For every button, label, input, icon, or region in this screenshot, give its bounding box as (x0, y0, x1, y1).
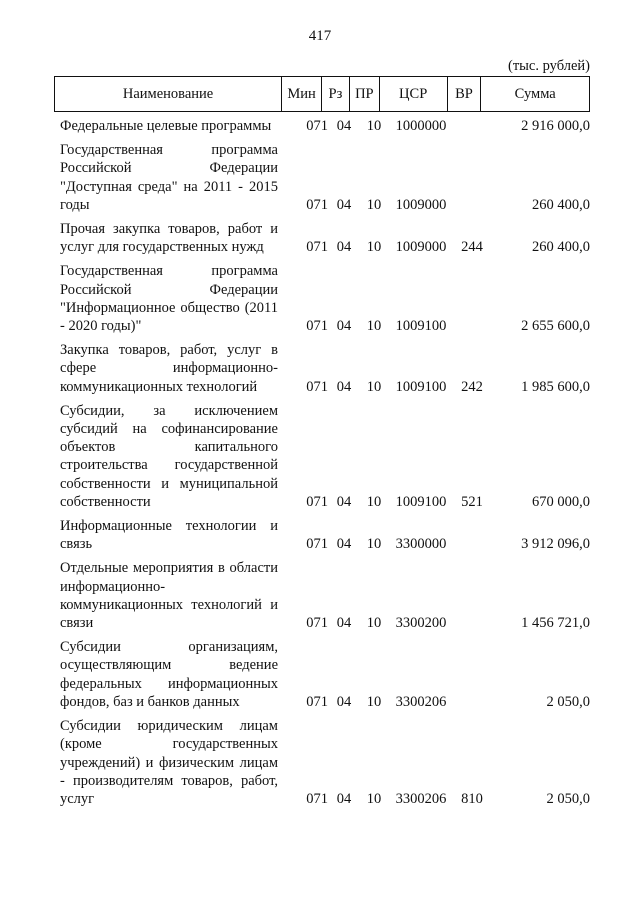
row-sum: 260 400,0 (532, 239, 590, 256)
row-rz: 04 (336, 196, 352, 213)
page-number: 417 (308, 28, 332, 44)
table-row (60, 117, 590, 135)
table-header (54, 76, 590, 112)
row-min: 071 (306, 493, 328, 510)
row-min: 071 (306, 239, 328, 256)
row-rz: 04 (336, 378, 352, 395)
row-csr: 1009000 (395, 239, 447, 256)
row-min: 071 (306, 693, 328, 710)
row-rz: 04 (336, 693, 352, 710)
row-csr: 3300206 (395, 790, 447, 807)
table-row (60, 717, 590, 808)
row-sum: 260 400,0 (532, 196, 590, 213)
row-vr: 810 (461, 790, 483, 807)
table-row (60, 141, 590, 214)
table-row (60, 559, 590, 632)
row-csr: 3300200 (395, 615, 447, 632)
row-sum: 2 050,0 (546, 790, 590, 807)
row-name: Субсидии, за исключением субсидий на софинансирование объектов капитального строительства государственной собственности и муниципальной собственности (60, 402, 278, 510)
header-min: Мин (282, 77, 322, 111)
row-rz: 04 (336, 790, 352, 807)
table-row (60, 638, 590, 711)
row-pr: 10 (366, 693, 382, 710)
row-name: Субсидии организациям, осуществляющим ведение федеральных информационных фондов, баз и банков данных (60, 639, 278, 710)
table-row (60, 262, 590, 335)
header-vr: ВР (448, 77, 482, 111)
row-min: 071 (306, 318, 328, 335)
row-pr: 10 (366, 318, 382, 335)
row-sum: 3 912 096,0 (521, 536, 590, 553)
row-name: Государственная программа Российской Федерации "Информационное общество (2011 - 2020 годы)" (60, 263, 278, 335)
row-min: 071 (306, 615, 328, 632)
row-pr: 10 (366, 239, 382, 256)
header-name: Наименование (55, 77, 282, 111)
row-pr: 10 (366, 790, 382, 807)
row-vr: 521 (461, 493, 483, 510)
row-csr: 1000000 (395, 118, 447, 134)
row-name: Информационные технологии и связь (60, 518, 278, 553)
row-name: Государственная программа Российской Федерации "Доступная среда" на 2011 - 2015 годы (60, 142, 278, 213)
table-row (60, 402, 590, 511)
row-pr: 10 (366, 378, 382, 395)
row-rz: 04 (336, 239, 352, 256)
row-pr: 10 (366, 493, 382, 510)
row-min: 071 (306, 790, 328, 807)
header-csr: ЦСР (380, 77, 448, 111)
row-rz: 04 (336, 118, 352, 134)
row-name: Прочая закупка товаров, работ и услуг для государственных нужд (60, 221, 278, 256)
row-rz: 04 (336, 318, 352, 335)
header-sum: Сумма (514, 85, 556, 102)
row-rz: 04 (336, 536, 352, 553)
row-csr: 3300000 (395, 536, 447, 553)
row-min: 071 (306, 196, 328, 213)
row-min: 071 (306, 536, 328, 553)
table-row (60, 517, 590, 553)
units-label: (тыс. рублей) (508, 58, 590, 74)
row-csr: 1009100 (395, 318, 447, 335)
table-row (60, 341, 590, 396)
row-pr: 10 (366, 196, 382, 213)
row-rz: 04 (336, 615, 352, 632)
table-body (60, 117, 590, 814)
row-sum: 1 456 721,0 (521, 615, 590, 632)
row-sum: 670 000,0 (532, 493, 590, 510)
table-row (60, 220, 590, 256)
row-name: Субсидии юридическим лицам (кроме государственных учреждений) и физическим лицам - производителям товаров, работ, услуг (60, 718, 278, 807)
header-rz: Рз (322, 77, 350, 111)
row-pr: 10 (366, 536, 382, 553)
row-csr: 1009100 (395, 378, 447, 395)
row-min: 071 (306, 378, 328, 395)
row-pr: 10 (366, 615, 382, 632)
row-sum: 2 916 000,0 (521, 118, 590, 134)
row-vr: 242 (461, 378, 483, 395)
row-name: Отдельные мероприятия в области информационно-коммуникационных технологий и связи (60, 560, 278, 632)
row-pr: 10 (366, 118, 382, 134)
row-name: Закупка товаров, работ, услуг в сфере информационно-коммуникационных технологий (60, 342, 278, 395)
row-csr: 3300206 (395, 693, 447, 710)
row-sum: 1 985 600,0 (521, 378, 590, 395)
row-csr: 1009000 (395, 196, 447, 213)
row-csr: 1009100 (395, 493, 447, 510)
row-min: 071 (306, 118, 328, 134)
row-rz: 04 (336, 493, 352, 510)
row-sum: 2 050,0 (546, 693, 590, 710)
header-pr: ПР (350, 77, 380, 111)
row-vr: 244 (461, 239, 483, 256)
row-sum: 2 655 600,0 (521, 318, 590, 335)
row-name: Федеральные целевые программы (60, 118, 272, 134)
____________________
Reproduce every line of the listing verbatim, starting with the line containing "row-sum: 260 400,0 (532, 239, 590, 256)" and continuing down through the line containing "row-pr: 10 (366, 239, 382, 256)", both included.

• CORRECT RESULT:
row-sum: 260 400,0 (532, 239, 590, 256)
row-rz: 04 (336, 196, 352, 213)
page-number: 417 (308, 28, 332, 44)
table-row (60, 117, 590, 135)
table-header (54, 76, 590, 112)
row-min: 071 (306, 493, 328, 510)
row-min: 071 (306, 239, 328, 256)
row-rz: 04 (336, 378, 352, 395)
row-csr: 1009000 (395, 239, 447, 256)
row-min: 071 (306, 693, 328, 710)
row-rz: 04 (336, 693, 352, 710)
row-csr: 3300206 (395, 790, 447, 807)
table-row (60, 717, 590, 808)
row-sum: 260 400,0 (532, 196, 590, 213)
row-vr: 810 (461, 790, 483, 807)
table-row (60, 141, 590, 214)
table-row (60, 559, 590, 632)
row-csr: 3300200 (395, 615, 447, 632)
row-sum: 2 050,0 (546, 790, 590, 807)
row-name: Субсидии, за исключением субсидий на софинансирование объектов капитального строительства государственной собственности и муниципальной собственности (60, 402, 278, 510)
header-min: Мин (282, 77, 322, 111)
row-rz: 04 (336, 790, 352, 807)
table-row (60, 638, 590, 711)
row-pr: 10 (366, 693, 382, 710)
row-name: Субсидии организациям, осуществляющим ведение федеральных информационных фондов, баз и банков данных (60, 639, 278, 710)
table-row (60, 262, 590, 335)
header-vr: ВР (448, 77, 482, 111)
row-min: 071 (306, 318, 328, 335)
row-pr: 10 (366, 318, 382, 335)
row-sum: 3 912 096,0 (521, 536, 590, 553)
row-name: Государственная программа Российской Федерации "Информационное общество (2011 - 2020 годы)" (60, 263, 278, 335)
row-min: 071 (306, 615, 328, 632)
row-pr: 10 (366, 239, 382, 256)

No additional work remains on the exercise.